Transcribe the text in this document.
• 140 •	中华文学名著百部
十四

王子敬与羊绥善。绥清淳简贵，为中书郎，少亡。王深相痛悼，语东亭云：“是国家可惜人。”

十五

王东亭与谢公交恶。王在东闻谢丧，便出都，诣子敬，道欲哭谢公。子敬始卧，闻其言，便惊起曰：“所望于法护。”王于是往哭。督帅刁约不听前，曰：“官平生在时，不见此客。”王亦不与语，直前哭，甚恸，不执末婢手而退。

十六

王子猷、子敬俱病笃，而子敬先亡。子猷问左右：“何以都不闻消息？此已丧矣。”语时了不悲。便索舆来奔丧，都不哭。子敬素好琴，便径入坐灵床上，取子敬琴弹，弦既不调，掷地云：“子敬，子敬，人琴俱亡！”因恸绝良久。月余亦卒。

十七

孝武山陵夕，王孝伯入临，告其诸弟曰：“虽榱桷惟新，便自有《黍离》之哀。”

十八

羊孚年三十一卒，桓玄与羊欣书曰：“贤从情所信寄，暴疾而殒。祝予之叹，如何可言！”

__Challenge__. Repeat every entry exactly as written above.

__Result of the task__.
Transcribe the text in this document.
• 140 •	中华文学名著百部
十四

王子敬与羊绥善。绥清淳简贵，为中书郎，少亡。王深相痛悼，语东亭云：“是国家可惜人。”

十五

王东亭与谢公交恶。王在东闻谢丧，便出都，诣子敬，道欲哭谢公。子敬始卧，闻其言，便惊起曰：“所望于法护。”王于是往哭。督帅刁约不听前，曰：“官平生在时，不见此客。”王亦不与语，直前哭，甚恸，不执末婢手而退。

十六

王子猷、子敬俱病笃，而子敬先亡。子猷问左右：“何以都不闻消息？此已丧矣。”语时了不悲。便索舆来奔丧，都不哭。子敬素好琴，便径入坐灵床上，取子敬琴弹，弦既不调，掷地云：“子敬，子敬，人琴俱亡！”因恸绝良久。月余亦卒。

十七

孝武山陵夕，王孝伯入临，告其诸弟曰：“虽榱桷惟新，便自有《黍离》之哀。”

十八

羊孚年三十一卒，桓玄与羊欣书曰：“贤从情所信寄，暴疾而殒。祝予之叹，如何可言！”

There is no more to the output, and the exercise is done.